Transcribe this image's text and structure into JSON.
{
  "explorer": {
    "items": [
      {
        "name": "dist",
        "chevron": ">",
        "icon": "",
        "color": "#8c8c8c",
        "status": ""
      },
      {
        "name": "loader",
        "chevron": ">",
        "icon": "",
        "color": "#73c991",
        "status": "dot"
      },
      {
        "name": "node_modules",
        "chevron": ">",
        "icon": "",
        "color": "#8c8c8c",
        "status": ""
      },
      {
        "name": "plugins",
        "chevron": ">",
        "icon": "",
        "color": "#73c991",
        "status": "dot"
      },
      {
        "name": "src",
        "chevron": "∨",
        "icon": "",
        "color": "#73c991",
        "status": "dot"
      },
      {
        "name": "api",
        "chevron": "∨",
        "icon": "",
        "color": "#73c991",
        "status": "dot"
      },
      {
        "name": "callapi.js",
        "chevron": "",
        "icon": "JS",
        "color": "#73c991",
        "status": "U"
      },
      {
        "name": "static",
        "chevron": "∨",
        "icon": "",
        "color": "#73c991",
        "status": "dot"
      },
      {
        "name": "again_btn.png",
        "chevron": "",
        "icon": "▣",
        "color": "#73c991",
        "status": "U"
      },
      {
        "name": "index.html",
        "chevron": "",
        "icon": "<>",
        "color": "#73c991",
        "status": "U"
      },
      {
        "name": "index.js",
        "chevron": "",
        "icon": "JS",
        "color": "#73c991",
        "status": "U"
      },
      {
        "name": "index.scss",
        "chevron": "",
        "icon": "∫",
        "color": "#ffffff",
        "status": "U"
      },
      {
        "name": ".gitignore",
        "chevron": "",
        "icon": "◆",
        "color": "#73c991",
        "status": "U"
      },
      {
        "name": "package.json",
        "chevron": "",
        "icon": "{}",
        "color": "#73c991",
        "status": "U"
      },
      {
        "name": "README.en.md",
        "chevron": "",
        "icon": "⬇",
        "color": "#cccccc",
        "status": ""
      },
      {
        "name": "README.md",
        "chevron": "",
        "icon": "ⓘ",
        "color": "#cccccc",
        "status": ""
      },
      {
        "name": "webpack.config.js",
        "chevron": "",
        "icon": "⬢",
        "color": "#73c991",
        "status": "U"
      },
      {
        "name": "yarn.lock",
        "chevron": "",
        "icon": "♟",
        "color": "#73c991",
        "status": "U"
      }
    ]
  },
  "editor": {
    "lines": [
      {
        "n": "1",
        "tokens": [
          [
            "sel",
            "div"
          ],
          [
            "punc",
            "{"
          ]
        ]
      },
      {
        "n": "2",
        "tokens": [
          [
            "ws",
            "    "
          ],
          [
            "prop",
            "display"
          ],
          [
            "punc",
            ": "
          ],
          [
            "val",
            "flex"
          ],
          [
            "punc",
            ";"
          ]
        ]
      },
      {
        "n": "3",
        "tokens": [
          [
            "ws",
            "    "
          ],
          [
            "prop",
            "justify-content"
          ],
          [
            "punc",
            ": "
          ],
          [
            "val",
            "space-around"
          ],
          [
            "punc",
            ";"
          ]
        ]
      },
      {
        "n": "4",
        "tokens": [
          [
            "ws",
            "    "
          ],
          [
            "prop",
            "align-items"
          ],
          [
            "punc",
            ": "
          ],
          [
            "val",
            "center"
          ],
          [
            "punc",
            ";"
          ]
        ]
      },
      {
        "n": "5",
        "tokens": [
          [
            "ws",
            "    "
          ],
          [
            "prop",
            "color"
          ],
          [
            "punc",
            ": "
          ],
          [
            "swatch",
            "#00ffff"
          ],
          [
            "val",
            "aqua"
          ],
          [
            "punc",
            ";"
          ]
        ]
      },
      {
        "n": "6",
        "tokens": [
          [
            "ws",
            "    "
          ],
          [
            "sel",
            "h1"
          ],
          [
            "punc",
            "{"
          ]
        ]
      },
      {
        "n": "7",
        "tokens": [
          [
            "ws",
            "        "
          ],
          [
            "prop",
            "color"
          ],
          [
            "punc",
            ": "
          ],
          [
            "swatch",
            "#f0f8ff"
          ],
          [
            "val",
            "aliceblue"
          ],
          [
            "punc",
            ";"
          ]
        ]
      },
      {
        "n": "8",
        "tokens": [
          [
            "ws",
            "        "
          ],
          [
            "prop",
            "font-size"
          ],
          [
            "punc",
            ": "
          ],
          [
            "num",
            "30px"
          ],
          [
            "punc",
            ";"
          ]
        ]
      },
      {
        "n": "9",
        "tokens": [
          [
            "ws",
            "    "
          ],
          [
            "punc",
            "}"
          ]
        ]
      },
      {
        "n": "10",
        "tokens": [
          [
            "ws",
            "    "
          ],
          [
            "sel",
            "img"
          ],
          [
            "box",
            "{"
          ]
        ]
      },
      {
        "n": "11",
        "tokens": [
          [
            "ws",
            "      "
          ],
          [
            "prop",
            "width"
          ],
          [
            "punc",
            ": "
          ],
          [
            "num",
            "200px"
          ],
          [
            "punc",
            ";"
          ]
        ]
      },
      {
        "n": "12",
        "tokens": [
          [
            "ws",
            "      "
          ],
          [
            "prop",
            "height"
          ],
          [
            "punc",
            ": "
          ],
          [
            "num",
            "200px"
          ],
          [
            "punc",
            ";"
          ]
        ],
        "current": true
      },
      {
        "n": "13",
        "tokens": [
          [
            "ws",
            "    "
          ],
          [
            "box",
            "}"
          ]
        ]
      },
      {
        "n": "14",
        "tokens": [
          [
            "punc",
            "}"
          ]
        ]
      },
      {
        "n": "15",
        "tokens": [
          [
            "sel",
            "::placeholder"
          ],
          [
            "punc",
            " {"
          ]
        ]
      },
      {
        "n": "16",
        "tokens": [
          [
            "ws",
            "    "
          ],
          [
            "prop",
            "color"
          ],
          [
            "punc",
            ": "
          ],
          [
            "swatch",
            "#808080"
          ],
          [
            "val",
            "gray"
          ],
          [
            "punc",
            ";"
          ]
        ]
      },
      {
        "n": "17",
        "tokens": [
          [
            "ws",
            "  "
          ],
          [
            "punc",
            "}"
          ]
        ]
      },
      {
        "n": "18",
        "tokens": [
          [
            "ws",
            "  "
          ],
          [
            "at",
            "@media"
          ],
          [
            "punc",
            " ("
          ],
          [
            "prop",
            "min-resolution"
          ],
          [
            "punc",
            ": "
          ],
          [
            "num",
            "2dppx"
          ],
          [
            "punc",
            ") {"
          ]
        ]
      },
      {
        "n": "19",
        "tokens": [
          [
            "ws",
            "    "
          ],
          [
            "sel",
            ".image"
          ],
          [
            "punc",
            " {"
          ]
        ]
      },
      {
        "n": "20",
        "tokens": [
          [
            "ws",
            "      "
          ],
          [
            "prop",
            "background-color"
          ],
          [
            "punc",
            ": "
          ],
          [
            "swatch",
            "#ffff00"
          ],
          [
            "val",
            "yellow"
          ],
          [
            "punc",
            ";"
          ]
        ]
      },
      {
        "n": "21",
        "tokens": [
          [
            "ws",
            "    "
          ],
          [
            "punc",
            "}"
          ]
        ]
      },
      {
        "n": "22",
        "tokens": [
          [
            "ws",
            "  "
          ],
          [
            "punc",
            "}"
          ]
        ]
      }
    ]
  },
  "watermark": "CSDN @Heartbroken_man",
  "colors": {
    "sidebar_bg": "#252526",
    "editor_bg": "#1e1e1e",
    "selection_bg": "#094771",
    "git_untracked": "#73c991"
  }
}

□ □ □ □ □ □ □

» Written instruction:
Print the material once more, exactly.

» Correct output:
Transcribe this image's text and structure into JSON.
{
  "explorer": {
    "items": [
      {
        "name": "dist",
        "chevron": ">",
        "icon": "",
        "color": "#8c8c8c",
        "status": ""
      },
      {
        "name": "loader",
        "chevron": ">",
        "icon": "",
        "color": "#73c991",
        "status": "dot"
      },
      {
        "name": "node_modules",
        "chevron": ">",
        "icon": "",
        "color": "#8c8c8c",
        "status": ""
      },
      {
        "name": "plugins",
        "chevron": ">",
        "icon": "",
        "color": "#73c991",
        "status": "dot"
      },
      {
        "name": "src",
        "chevron": "∨",
        "icon": "",
        "color": "#73c991",
        "status": "dot"
      },
      {
        "name": "api",
        "chevron": "∨",
        "icon": "",
        "color": "#73c991",
        "status": "dot"
      },
      {
        "name": "callapi.js",
        "chevron": "",
        "icon": "JS",
        "color": "#73c991",
        "status": "U"
      },
      {
        "name": "static",
        "chevron": "∨",
        "icon": "",
        "color": "#73c991",
        "status": "dot"
      },
      {
        "name": "again_btn.png",
        "chevron": "",
        "icon": "▣",
        "color": "#73c991",
        "status": "U"
      },
      {
        "name": "index.html",
        "chevron": "",
        "icon": "<>",
        "color": "#73c991",
        "status": "U"
      },
      {
        "name": "index.js",
        "chevron": "",
        "icon": "JS",
        "color": "#73c991",
        "status": "U"
      },
      {
        "name": "index.scss",
        "chevron": "",
        "icon": "∫",
        "color": "#ffffff",
        "status": "U"
      },
      {
        "name": ".gitignore",
        "chevron": "",
        "icon": "◆",
        "color": "#73c991",
        "status": "U"
      },
      {
        "name": "package.json",
        "chevron": "",
        "icon": "{}",
        "color": "#73c991",
        "status": "U"
      },
      {
        "name": "README.en.md",
        "chevron": "",
        "icon": "⬇",
        "color": "#cccccc",
        "status": ""
      },
      {
        "name": "README.md",
        "chevron": "",
        "icon": "ⓘ",
        "color": "#cccccc",
        "status": ""
      },
      {
        "name": "webpack.config.js",
        "chevron": "",
        "icon": "⬢",
        "color": "#73c991",
        "status": "U"
      },
      {
        "name": "yarn.lock",
        "chevron": "",
        "icon": "♟",
        "color": "#73c991",
        "status": "U"
      }
    ]
  },
  "editor": {
    "lines": [
      {
        "n": "1",
        "tokens": [
          [
            "sel",
            "div"
          ],
          [
            "punc",
            "{"
          ]
        ]
      },
      {
        "n": "2",
        "tokens": [
          [
            "ws",
            "    "
          ],
          [
            "prop",
            "display"
          ],
          [
            "punc",
            ": "
          ],
          [
            "val",
            "flex"
          ],
          [
            "punc",
            ";"
          ]
        ]
      },
      {
        "n": "3",
        "tokens": [
          [
            "ws",
            "    "
          ],
          [
            "prop",
            "justify-content"
          ],
          [
            "punc",
            ": "
          ],
          [
            "val",
            "space-around"
          ],
          [
            "punc",
            ";"
          ]
        ]
      },
      {
        "n": "4",
        "tokens": [
          [
            "ws",
            "    "
          ],
          [
            "prop",
            "align-items"
          ],
          [
            "punc",
            ": "
          ],
          [
            "val",
            "center"
          ],
          [
            "punc",
            ";"
          ]
        ]
      },
      {
        "n": "5",
        "tokens": [
          [
            "ws",
            "    "
          ],
          [
            "prop",
            "color"
          ],
          [
            "punc",
            ": "
          ],
          [
            "swatch",
            "#00ffff"
          ],
          [
            "val",
            "aqua"
          ],
          [
            "punc",
            ";"
          ]
        ]
      },
      {
        "n": "6",
        "tokens": [
          [
            "ws",
            "    "
          ],
          [
            "sel",
            "h1"
          ],
          [
            "punc",
            "{"
          ]
        ]
      },
      {
        "n": "7",
        "tokens": [
          [
            "ws",
            "        "
          ],
          [
            "prop",
            "color"
          ],
          [
            "punc",
            ": "
          ],
          [
            "swatch",
            "#f0f8ff"
          ],
          [
            "val",
            "aliceblue"
          ],
          [
            "punc",
            ";"
          ]
        ]
      },
      {
        "n": "8",
        "tokens": [
          [
            "ws",
            "        "
          ],
          [
            "prop",
            "font-size"
          ],
          [
            "punc",
            ": "
          ],
          [
            "num",
            "30px"
          ],
          [
            "punc",
            ";"
          ]
        ]
      },
      {
        "n": "9",
        "tokens": [
          [
            "ws",
            "    "
          ],
          [
            "punc",
            "}"
          ]
        ]
      },
      {
        "n": "10",
        "tokens": [
          [
            "ws",
            "    "
          ],
          [
            "sel",
            "img"
          ],
          [
            "box",
            "{"
          ]
        ]
      },
      {
        "n": "11",
        "tokens": [
          [
            "ws",
            "      "
          ],
          [
            "prop",
            "width"
          ],
          [
            "punc",
            ": "
          ],
          [
            "num",
            "200px"
          ],
          [
            "punc",
            ";"
          ]
        ]
      },
      {
        "n": "12",
        "tokens": [
          [
            "ws",
            "      "
          ],
          [
            "prop",
            "height"
          ],
          [
            "punc",
            ": "
          ],
          [
            "num",
            "200px"
          ],
          [
            "punc",
            ";"
          ]
        ],
        "current": true
      },
      {
        "n": "13",
        "tokens": [
          [
            "ws",
            "    "
          ],
          [
            "box",
            "}"
          ]
        ]
      },
      {
        "n": "14",
        "tokens": [
          [
            "punc",
            "}"
          ]
        ]
      },
      {
        "n": "15",
        "tokens": [
          [
            "sel",
            "::placeholder"
          ],
          [
            "punc",
            " {"
          ]
        ]
      },
      {
        "n": "16",
        "tokens": [
          [
            "ws",
            "    "
          ],
          [
            "prop",
            "color"
          ],
          [
            "punc",
            ": "
          ],
          [
            "swatch",
            "#808080"
          ],
          [
            "val",
            "gray"
          ],
          [
            "punc",
            ";"
          ]
        ]
      },
      {
        "n": "17",
        "tokens": [
          [
            "ws",
            "  "
          ],
          [
            "punc",
            "}"
          ]
        ]
      },
      {
        "n": "18",
        "tokens": [
          [
            "ws",
            "  "
          ],
          [
            "at",
            "@media"
          ],
          [
            "punc",
            " ("
          ],
          [
            "prop",
            "min-resolution"
          ],
          [
            "punc",
            ": "
          ],
          [
            "num",
            "2dppx"
          ],
          [
            "punc",
            ") {"
          ]
        ]
      },
      {
        "n": "19",
        "tokens": [
          [
            "ws",
            "    "
          ],
          [
            "sel",
            ".image"
          ],
          [
            "punc",
            " {"
          ]
        ]
      },
      {
        "n": "20",
        "tokens": [
          [
            "ws",
            "      "
          ],
          [
            "prop",
            "background-color"
          ],
          [
            "punc",
            ": "
          ],
          [
            "swatch",
            "#ffff00"
          ],
          [
            "val",
            "yellow"
          ],
          [
            "punc",
            ";"
          ]
        ]
      },
      {
        "n": "21",
        "tokens": [
          [
            "ws",
            "    "
          ],
          [
            "punc",
            "}"
          ]
        ]
      },
      {
        "n": "22",
        "tokens": [
          [
            "ws",
            "  "
          ],
          [
            "punc",
            "}"
          ]
        ]
      }
    ]
  },
  "watermark": "CSDN @Heartbroken_man",
  "colors": {
    "sidebar_bg": "#252526",
    "editor_bg": "#1e1e1e",
    "selection_bg": "#094771",
    "git_untracked": "#73c991"
  }
}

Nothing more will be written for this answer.